:: What is asked ::
Only the number is wanted: count the lines that include the word "title".

:: Dataset ::
******

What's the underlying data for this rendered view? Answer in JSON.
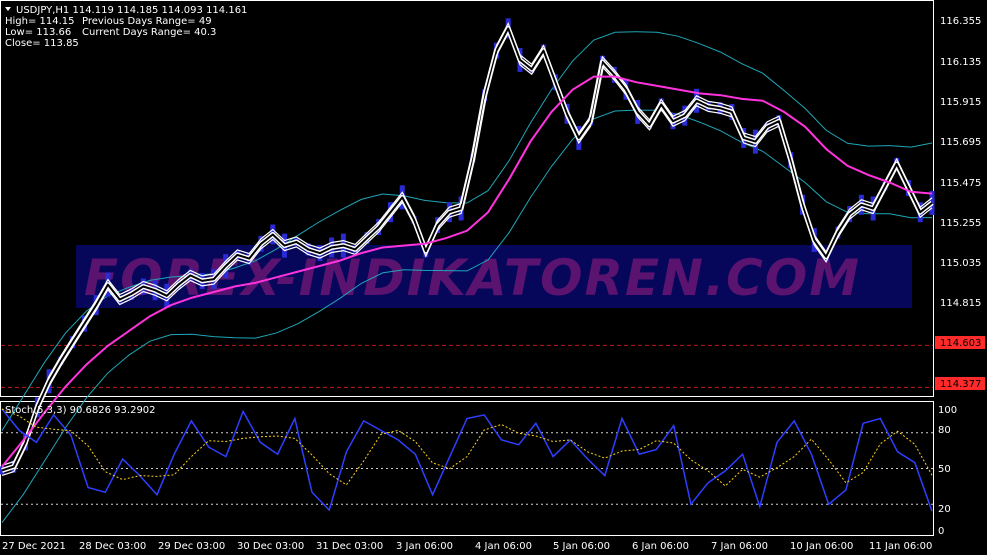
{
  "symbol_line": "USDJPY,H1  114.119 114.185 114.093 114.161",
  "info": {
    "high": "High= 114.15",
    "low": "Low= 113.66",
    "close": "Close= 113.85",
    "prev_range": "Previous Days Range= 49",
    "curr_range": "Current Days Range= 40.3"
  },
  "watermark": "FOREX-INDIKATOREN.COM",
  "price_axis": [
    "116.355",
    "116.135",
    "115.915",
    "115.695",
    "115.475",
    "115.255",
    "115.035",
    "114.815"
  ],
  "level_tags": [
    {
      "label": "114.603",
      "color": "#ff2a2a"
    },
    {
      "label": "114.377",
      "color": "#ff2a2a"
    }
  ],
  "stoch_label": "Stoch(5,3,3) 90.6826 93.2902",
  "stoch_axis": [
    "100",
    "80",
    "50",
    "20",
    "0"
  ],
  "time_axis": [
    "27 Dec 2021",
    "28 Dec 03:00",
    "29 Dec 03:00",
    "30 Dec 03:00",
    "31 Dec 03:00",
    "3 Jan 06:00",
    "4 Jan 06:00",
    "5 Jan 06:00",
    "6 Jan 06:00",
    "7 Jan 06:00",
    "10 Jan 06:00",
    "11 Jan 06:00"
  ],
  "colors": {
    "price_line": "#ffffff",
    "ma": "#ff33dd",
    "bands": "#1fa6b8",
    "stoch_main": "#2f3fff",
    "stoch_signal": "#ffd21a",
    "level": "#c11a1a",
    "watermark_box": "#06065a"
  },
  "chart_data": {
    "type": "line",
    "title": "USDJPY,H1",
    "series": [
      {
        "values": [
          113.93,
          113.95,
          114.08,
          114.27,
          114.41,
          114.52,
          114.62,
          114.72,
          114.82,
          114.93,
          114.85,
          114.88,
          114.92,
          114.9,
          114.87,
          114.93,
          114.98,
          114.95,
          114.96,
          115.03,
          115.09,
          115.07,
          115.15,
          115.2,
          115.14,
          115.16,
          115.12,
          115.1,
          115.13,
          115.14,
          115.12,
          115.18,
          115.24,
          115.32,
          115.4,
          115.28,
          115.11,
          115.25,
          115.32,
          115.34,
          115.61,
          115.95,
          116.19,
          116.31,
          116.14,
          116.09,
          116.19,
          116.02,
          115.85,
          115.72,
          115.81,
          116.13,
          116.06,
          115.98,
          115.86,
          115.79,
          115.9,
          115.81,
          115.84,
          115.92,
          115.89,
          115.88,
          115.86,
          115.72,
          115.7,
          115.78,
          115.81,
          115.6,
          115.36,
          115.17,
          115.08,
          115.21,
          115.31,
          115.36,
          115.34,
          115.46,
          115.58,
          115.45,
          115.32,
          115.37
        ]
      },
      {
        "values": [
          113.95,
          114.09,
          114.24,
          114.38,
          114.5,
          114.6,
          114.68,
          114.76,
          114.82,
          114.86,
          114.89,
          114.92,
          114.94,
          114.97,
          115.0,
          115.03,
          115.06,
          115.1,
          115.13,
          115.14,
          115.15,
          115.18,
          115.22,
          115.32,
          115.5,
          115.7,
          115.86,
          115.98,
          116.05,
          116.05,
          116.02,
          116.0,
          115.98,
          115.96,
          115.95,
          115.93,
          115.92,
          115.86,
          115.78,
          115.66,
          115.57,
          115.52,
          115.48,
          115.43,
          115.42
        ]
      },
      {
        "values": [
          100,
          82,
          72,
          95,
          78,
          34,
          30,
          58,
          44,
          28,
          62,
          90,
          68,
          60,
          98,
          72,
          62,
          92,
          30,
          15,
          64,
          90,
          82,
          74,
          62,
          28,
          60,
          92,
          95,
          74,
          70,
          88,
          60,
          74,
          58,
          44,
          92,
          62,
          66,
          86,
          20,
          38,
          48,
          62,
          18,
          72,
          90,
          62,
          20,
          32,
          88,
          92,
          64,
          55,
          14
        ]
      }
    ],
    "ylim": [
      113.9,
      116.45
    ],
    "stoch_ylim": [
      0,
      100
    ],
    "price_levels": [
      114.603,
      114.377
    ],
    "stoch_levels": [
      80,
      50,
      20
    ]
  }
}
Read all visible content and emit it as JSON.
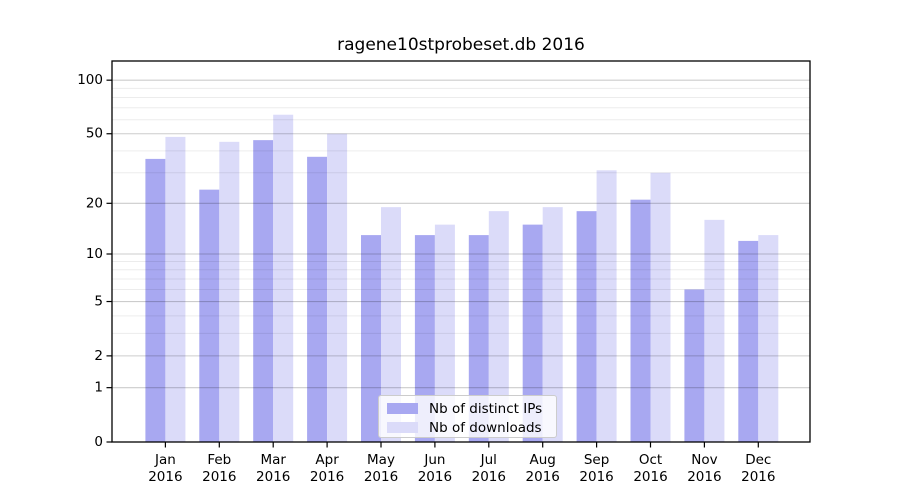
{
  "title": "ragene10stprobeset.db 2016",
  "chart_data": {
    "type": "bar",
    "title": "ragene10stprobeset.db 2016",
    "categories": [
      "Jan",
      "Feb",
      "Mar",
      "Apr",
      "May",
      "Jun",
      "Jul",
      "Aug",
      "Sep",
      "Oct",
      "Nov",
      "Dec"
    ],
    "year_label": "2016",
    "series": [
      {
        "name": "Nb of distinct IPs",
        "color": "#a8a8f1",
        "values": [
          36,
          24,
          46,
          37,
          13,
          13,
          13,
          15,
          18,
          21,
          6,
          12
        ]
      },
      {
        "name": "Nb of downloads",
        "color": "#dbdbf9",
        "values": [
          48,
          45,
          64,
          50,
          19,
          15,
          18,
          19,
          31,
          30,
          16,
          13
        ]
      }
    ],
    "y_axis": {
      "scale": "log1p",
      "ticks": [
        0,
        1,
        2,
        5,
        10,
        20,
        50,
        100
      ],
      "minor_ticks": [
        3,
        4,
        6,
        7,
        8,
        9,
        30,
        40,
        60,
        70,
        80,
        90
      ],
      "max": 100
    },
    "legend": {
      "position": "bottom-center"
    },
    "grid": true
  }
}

******

:: Task answer ::
3